[Task details]: Transcribe the lines from the one containing "What does this" to the last line, inclusive, word for word. Include no pictures.

start

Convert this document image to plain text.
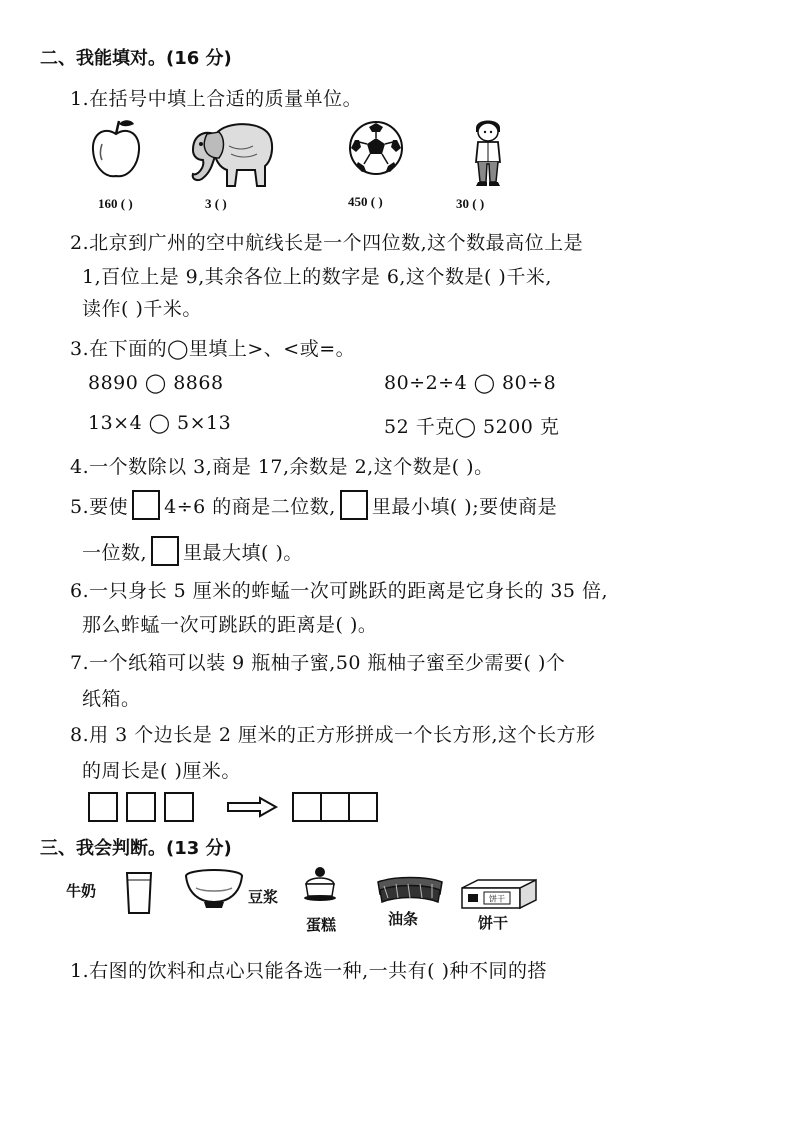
二、我能填对。(16 分)
1.在括号中填上合适的质量单位。
160 ( )	3 ( )	450 ( )	30 ( )
2.北京到广州的空中航线长是一个四位数,这个数最高位上是
1,百位上是 9,其余各位上的数字是 6,这个数是( )千米,
读作( )千米。
3.在下面的◯里填上>、<或=。
8890 ◯ 8868	80÷2÷4 ◯ 80÷8
13×4 ◯ 5×13	52 千克◯ 5200 克
4.一个数除以 3,商是 17,余数是 2,这个数是( )。
5.要使 4÷6 的商是二位数, 里最小填( );要使商是
一位数, 里最大填( )。
6.一只身长 5 厘米的蚱蜢一次可跳跃的距离是它身长的 35 倍,
那么蚱蜢一次可跳跃的距离是( )。
7.一个纸箱可以装 9 瓶柚子蜜,50 瓶柚子蜜至少需要( )个
纸箱。
8.用 3 个边长是 2 厘米的正方形拼成一个长方形,这个长方形
的周长是( )厘米。
三、我会判断。(13 分)
牛奶	豆浆
蛋糕	油条
饼干
饼干
1.右图的饮料和点心只能各选一种,一共有( )种不同的搭
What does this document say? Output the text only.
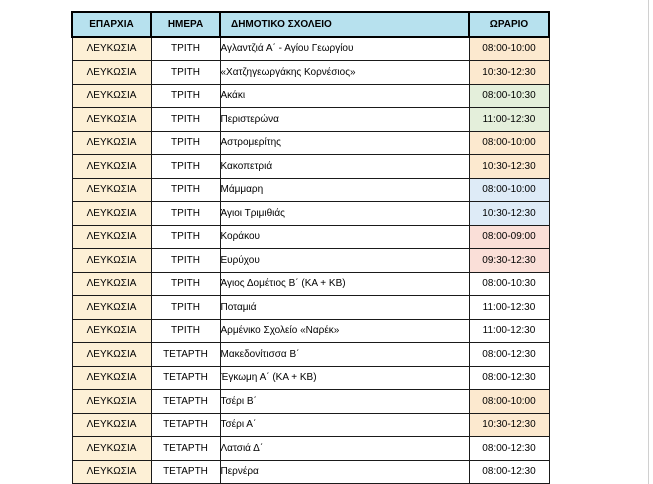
ΕΠΑΡΧΙΑ	ΗΜΕΡΑ	ΔΗΜΟΤΙΚΟ ΣΧΟΛΕΙΟ	ΩΡΑΡΙΟ
ΛΕΥΚΩΣΙΑ	ΤΡΙΤΗ	Αγλαντζιά Α΄ - Αγίου Γεωργίου	08:00-10:00
ΛΕΥΚΩΣΙΑ	ΤΡΙΤΗ	«Χατζηγεωργάκης Κορνέσιος»	10:30-12:30
ΛΕΥΚΩΣΙΑ	ΤΡΙΤΗ	Ακάκι	08:00-10:30
ΛΕΥΚΩΣΙΑ	ΤΡΙΤΗ	Περιστερώνα	11:00-12:30
ΛΕΥΚΩΣΙΑ	ΤΡΙΤΗ	Αστρομερίτης	08:00-10:00
ΛΕΥΚΩΣΙΑ	ΤΡΙΤΗ	Κακοπετριά	10:30-12:30
ΛΕΥΚΩΣΙΑ	ΤΡΙΤΗ	Μάμμαρη	08:00-10:00
ΛΕΥΚΩΣΙΑ	ΤΡΙΤΗ	Άγιοι Τριμιθιάς	10:30-12:30
ΛΕΥΚΩΣΙΑ	ΤΡΙΤΗ	Κοράκου	08:00-09:00
ΛΕΥΚΩΣΙΑ	ΤΡΙΤΗ	Ευρύχου	09:30-12:30
ΛΕΥΚΩΣΙΑ	ΤΡΙΤΗ	Άγιος Δομέτιος Β΄ (ΚΑ + ΚΒ)	08:00-10:30
ΛΕΥΚΩΣΙΑ	ΤΡΙΤΗ	Ποταμιά	11:00-12:30
ΛΕΥΚΩΣΙΑ	ΤΡΙΤΗ	Αρμένικο Σχολείο «Ναρέκ»	11:00-12:30
ΛΕΥΚΩΣΙΑ	ΤΕΤΑΡΤΗ	Μακεδονίτισσα Β΄	08:00-12:30
ΛΕΥΚΩΣΙΑ	ΤΕΤΑΡΤΗ	Έγκωμη Α΄ (ΚΑ + ΚΒ)	08:00-12:30
ΛΕΥΚΩΣΙΑ	ΤΕΤΑΡΤΗ	Τσέρι Β΄	08:00-10:00
ΛΕΥΚΩΣΙΑ	ΤΕΤΑΡΤΗ	Τσέρι Α΄	10:30-12:30
ΛΕΥΚΩΣΙΑ	ΤΕΤΑΡΤΗ	Λατσιά Δ΄	08:00-12:30
ΛΕΥΚΩΣΙΑ	ΤΕΤΑΡΤΗ	Περνέρα	08:00-12:30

end

[Solution to this task]:
What does this document say? Output the text only.
ΕΠΑΡΧΙΑ	ΗΜΕΡΑ	ΔΗΜΟΤΙΚΟ ΣΧΟΛΕΙΟ	ΩΡΑΡΙΟ
ΛΕΥΚΩΣΙΑ	ΤΡΙΤΗ	Αγλαντζιά Α΄ - Αγίου Γεωργίου	08:00-10:00
ΛΕΥΚΩΣΙΑ	ΤΡΙΤΗ	«Χατζηγεωργάκης Κορνέσιος»	10:30-12:30
ΛΕΥΚΩΣΙΑ	ΤΡΙΤΗ	Ακάκι	08:00-10:30
ΛΕΥΚΩΣΙΑ	ΤΡΙΤΗ	Περιστερώνα	11:00-12:30
ΛΕΥΚΩΣΙΑ	ΤΡΙΤΗ	Αστρομερίτης	08:00-10:00
ΛΕΥΚΩΣΙΑ	ΤΡΙΤΗ	Κακοπετριά	10:30-12:30
ΛΕΥΚΩΣΙΑ	ΤΡΙΤΗ	Μάμμαρη	08:00-10:00
ΛΕΥΚΩΣΙΑ	ΤΡΙΤΗ	Άγιοι Τριμιθιάς	10:30-12:30
ΛΕΥΚΩΣΙΑ	ΤΡΙΤΗ	Κοράκου	08:00-09:00
ΛΕΥΚΩΣΙΑ	ΤΡΙΤΗ	Ευρύχου	09:30-12:30
ΛΕΥΚΩΣΙΑ	ΤΡΙΤΗ	Άγιος Δομέτιος Β΄ (ΚΑ + ΚΒ)	08:00-10:30
ΛΕΥΚΩΣΙΑ	ΤΡΙΤΗ	Ποταμιά	11:00-12:30
ΛΕΥΚΩΣΙΑ	ΤΡΙΤΗ	Αρμένικο Σχολείο «Ναρέκ»	11:00-12:30
ΛΕΥΚΩΣΙΑ	ΤΕΤΑΡΤΗ	Μακεδονίτισσα Β΄	08:00-12:30
ΛΕΥΚΩΣΙΑ	ΤΕΤΑΡΤΗ	Έγκωμη Α΄ (ΚΑ + ΚΒ)	08:00-12:30
ΛΕΥΚΩΣΙΑ	ΤΕΤΑΡΤΗ	Τσέρι Β΄	08:00-10:00
ΛΕΥΚΩΣΙΑ	ΤΕΤΑΡΤΗ	Τσέρι Α΄	10:30-12:30
ΛΕΥΚΩΣΙΑ	ΤΕΤΑΡΤΗ	Λατσιά Δ΄	08:00-12:30
ΛΕΥΚΩΣΙΑ	ΤΕΤΑΡΤΗ	Περνέρα	08:00-12:30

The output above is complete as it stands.